BRIEF.
Print all entries precisely as they are written.

GIVEN DATA.

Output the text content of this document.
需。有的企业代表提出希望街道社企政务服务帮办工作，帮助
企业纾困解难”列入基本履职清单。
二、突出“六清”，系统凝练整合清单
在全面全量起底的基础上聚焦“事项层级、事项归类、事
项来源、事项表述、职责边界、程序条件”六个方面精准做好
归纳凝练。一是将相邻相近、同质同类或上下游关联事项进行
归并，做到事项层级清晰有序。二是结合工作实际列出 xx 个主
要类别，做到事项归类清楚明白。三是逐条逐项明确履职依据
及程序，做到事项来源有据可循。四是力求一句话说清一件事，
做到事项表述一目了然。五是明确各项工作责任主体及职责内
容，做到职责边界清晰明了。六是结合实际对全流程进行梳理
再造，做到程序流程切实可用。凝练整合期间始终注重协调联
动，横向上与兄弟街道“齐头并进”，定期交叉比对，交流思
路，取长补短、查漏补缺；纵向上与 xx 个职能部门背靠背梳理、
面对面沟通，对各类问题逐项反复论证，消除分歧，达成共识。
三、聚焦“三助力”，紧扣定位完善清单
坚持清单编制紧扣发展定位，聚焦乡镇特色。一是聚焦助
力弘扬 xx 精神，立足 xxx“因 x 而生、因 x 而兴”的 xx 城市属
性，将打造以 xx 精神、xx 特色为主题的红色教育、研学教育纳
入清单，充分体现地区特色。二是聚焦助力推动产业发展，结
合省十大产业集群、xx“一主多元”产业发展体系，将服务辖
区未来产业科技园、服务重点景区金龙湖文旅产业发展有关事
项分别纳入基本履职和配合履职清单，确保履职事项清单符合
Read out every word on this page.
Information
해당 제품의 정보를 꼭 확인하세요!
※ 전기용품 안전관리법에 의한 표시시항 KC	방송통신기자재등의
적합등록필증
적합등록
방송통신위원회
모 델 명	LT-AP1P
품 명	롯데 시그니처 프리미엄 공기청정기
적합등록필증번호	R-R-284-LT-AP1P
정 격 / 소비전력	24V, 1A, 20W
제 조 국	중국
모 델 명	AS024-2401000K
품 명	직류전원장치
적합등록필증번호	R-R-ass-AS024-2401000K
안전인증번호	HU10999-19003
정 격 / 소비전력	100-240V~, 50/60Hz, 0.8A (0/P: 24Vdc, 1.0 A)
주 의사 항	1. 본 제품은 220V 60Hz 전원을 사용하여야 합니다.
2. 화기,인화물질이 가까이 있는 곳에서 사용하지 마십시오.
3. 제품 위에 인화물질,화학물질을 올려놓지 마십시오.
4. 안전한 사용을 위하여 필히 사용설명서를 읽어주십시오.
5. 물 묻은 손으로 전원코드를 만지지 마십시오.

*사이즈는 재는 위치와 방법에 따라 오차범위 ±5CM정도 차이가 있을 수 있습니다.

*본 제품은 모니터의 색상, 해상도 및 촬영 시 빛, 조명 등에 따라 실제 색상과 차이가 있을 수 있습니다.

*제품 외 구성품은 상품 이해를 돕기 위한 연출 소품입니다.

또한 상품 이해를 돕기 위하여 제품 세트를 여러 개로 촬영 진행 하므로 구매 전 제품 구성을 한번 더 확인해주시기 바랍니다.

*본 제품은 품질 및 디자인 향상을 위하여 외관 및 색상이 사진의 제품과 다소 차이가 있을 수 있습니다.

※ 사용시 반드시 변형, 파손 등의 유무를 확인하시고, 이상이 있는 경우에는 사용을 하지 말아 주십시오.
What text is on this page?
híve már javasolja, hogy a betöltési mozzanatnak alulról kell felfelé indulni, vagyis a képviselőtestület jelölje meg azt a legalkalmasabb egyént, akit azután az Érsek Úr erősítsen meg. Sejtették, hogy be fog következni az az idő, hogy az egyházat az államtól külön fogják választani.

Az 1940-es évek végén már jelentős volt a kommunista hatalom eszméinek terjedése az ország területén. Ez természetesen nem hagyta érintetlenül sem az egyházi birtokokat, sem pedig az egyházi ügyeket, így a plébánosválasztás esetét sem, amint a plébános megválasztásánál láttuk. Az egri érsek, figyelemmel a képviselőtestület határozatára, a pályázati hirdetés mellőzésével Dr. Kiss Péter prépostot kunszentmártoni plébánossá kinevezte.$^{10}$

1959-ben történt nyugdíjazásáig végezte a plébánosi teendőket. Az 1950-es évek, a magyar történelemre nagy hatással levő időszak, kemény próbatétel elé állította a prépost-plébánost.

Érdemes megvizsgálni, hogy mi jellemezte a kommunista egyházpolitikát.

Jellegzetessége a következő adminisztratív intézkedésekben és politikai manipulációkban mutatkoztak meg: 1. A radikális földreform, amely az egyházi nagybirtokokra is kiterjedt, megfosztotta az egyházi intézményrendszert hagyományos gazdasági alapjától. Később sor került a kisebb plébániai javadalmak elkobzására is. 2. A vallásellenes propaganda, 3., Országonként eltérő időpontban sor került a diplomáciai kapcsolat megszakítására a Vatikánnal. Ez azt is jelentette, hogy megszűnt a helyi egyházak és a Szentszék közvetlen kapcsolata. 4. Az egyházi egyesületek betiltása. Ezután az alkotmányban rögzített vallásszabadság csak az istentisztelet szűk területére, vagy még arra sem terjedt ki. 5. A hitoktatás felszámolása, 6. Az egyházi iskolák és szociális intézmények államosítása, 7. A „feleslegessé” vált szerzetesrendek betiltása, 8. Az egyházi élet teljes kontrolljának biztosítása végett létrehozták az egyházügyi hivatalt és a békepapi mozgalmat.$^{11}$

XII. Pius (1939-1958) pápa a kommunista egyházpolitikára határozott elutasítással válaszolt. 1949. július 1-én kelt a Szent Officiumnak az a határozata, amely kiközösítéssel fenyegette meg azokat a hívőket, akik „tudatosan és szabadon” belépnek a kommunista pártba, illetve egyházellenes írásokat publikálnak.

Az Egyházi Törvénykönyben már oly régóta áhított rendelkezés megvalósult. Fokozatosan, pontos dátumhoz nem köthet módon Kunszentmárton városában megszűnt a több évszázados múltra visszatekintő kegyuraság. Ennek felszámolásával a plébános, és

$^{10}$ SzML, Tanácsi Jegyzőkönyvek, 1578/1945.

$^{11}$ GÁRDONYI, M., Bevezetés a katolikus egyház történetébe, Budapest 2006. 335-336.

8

REPLY.
Output the text content of this document.
需。有的企业代表提出希望街道社企政务服务帮办工作，帮助
企业纾困解难”列入基本履职清单。
二、突出“六清”，系统凝练整合清单
在全面全量起底的基础上聚焦“事项层级、事项归类、事
项来源、事项表述、职责边界、程序条件”六个方面精准做好
归纳凝练。一是将相邻相近、同质同类或上下游关联事项进行
归并，做到事项层级清晰有序。二是结合工作实际列出 xx 个主
要类别，做到事项归类清楚明白。三是逐条逐项明确履职依据
及程序，做到事项来源有据可循。四是力求一句话说清一件事，
做到事项表述一目了然。五是明确各项工作责任主体及职责内
容，做到职责边界清晰明了。六是结合实际对全流程进行梳理
再造，做到程序流程切实可用。凝练整合期间始终注重协调联
动，横向上与兄弟街道“齐头并进”，定期交叉比对，交流思
路，取长补短、查漏补缺；纵向上与 xx 个职能部门背靠背梳理、
面对面沟通，对各类问题逐项反复论证，消除分歧，达成共识。
三、聚焦“三助力”，紧扣定位完善清单
坚持清单编制紧扣发展定位，聚焦乡镇特色。一是聚焦助
力弘扬 xx 精神，立足 xxx“因 x 而生、因 x 而兴”的 xx 城市属
性，将打造以 xx 精神、xx 特色为主题的红色教育、研学教育纳
入清单，充分体现地区特色。二是聚焦助力推动产业发展，结
合省十大产业集群、xx“一主多元”产业发展体系，将服务辖
区未来产业科技园、服务重点景区金龙湖文旅产业发展有关事
项分别纳入基本履职和配合履职清单，确保履职事项清单符合
Read out every word on this page.
Information
해당 제품의 정보를 꼭 확인하세요!
※ 전기용품 안전관리법에 의한 표시시항 KC	방송통신기자재등의
적합등록필증
적합등록
방송통신위원회
모 델 명	LT-AP1P
품 명	롯데 시그니처 프리미엄 공기청정기
적합등록필증번호	R-R-284-LT-AP1P
정 격 / 소비전력	24V, 1A, 20W
제 조 국	중국
모 델 명	AS024-2401000K
품 명	직류전원장치
적합등록필증번호	R-R-ass-AS024-2401000K
안전인증번호	HU10999-19003
정 격 / 소비전력	100-240V~, 50/60Hz, 0.8A (0/P: 24Vdc, 1.0 A)
주 의사 항	1. 본 제품은 220V 60Hz 전원을 사용하여야 합니다.
2. 화기,인화물질이 가까이 있는 곳에서 사용하지 마십시오.
3. 제품 위에 인화물질,화학물질을 올려놓지 마십시오.
4. 안전한 사용을 위하여 필히 사용설명서를 읽어주십시오.
5. 물 묻은 손으로 전원코드를 만지지 마십시오.

*사이즈는 재는 위치와 방법에 따라 오차범위 ±5CM정도 차이가 있을 수 있습니다.

*본 제품은 모니터의 색상, 해상도 및 촬영 시 빛, 조명 등에 따라 실제 색상과 차이가 있을 수 있습니다.

*제품 외 구성품은 상품 이해를 돕기 위한 연출 소품입니다.

또한 상품 이해를 돕기 위하여 제품 세트를 여러 개로 촬영 진행 하므로 구매 전 제품 구성을 한번 더 확인해주시기 바랍니다.

*본 제품은 품질 및 디자인 향상을 위하여 외관 및 색상이 사진의 제품과 다소 차이가 있을 수 있습니다.

※ 사용시 반드시 변형, 파손 등의 유무를 확인하시고, 이상이 있는 경우에는 사용을 하지 말아 주십시오.
What text is on this page?
híve már javasolja, hogy a betöltési mozzanatnak alulról kell felfelé indulni, vagyis a képviselőtestület jelölje meg azt a legalkalmasabb egyént, akit azután az Érsek Úr erősítsen meg. Sejtették, hogy be fog következni az az idő, hogy az egyházat az államtól külön fogják választani.

Az 1940-es évek végén már jelentős volt a kommunista hatalom eszméinek terjedése az ország területén. Ez természetesen nem hagyta érintetlenül sem az egyházi birtokokat, sem pedig az egyházi ügyeket, így a plébánosválasztás esetét sem, amint a plébános megválasztásánál láttuk. Az egri érsek, figyelemmel a képviselőtestület határozatára, a pályázati hirdetés mellőzésével Dr. Kiss Péter prépostot kunszentmártoni plébánossá kinevezte.$^{10}$

1959-ben történt nyugdíjazásáig végezte a plébánosi teendőket. Az 1950-es évek, a magyar történelemre nagy hatással levő időszak, kemény próbatétel elé állította a prépost-plébánost.

Érdemes megvizsgálni, hogy mi jellemezte a kommunista egyházpolitikát.

Jellegzetessége a következő adminisztratív intézkedésekben és politikai manipulációkban mutatkoztak meg: 1. A radikális földreform, amely az egyházi nagybirtokokra is kiterjedt, megfosztotta az egyházi intézményrendszert hagyományos gazdasági alapjától. Később sor került a kisebb plébániai javadalmak elkobzására is. 2. A vallásellenes propaganda, 3., Országonként eltérő időpontban sor került a diplomáciai kapcsolat megszakítására a Vatikánnal. Ez azt is jelentette, hogy megszűnt a helyi egyházak és a Szentszék közvetlen kapcsolata. 4. Az egyházi egyesületek betiltása. Ezután az alkotmányban rögzített vallásszabadság csak az istentisztelet szűk területére, vagy még arra sem terjedt ki. 5. A hitoktatás felszámolása, 6. Az egyházi iskolák és szociális intézmények államosítása, 7. A „feleslegessé” vált szerzetesrendek betiltása, 8. Az egyházi élet teljes kontrolljának biztosítása végett létrehozták az egyházügyi hivatalt és a békepapi mozgalmat.$^{11}$

XII. Pius (1939-1958) pápa a kommunista egyházpolitikára határozott elutasítással válaszolt. 1949. július 1-én kelt a Szent Officiumnak az a határozata, amely kiközösítéssel fenyegette meg azokat a hívőket, akik „tudatosan és szabadon” belépnek a kommunista pártba, illetve egyházellenes írásokat publikálnak.

Az Egyházi Törvénykönyben már oly régóta áhított rendelkezés megvalósult. Fokozatosan, pontos dátumhoz nem köthet módon Kunszentmárton városában megszűnt a több évszázados múltra visszatekintő kegyuraság. Ennek felszámolásával a plébános, és

$^{10}$ SzML, Tanácsi Jegyzőkönyvek, 1578/1945.

$^{11}$ GÁRDONYI, M., Bevezetés a katolikus egyház történetébe, Budapest 2006. 335-336.

8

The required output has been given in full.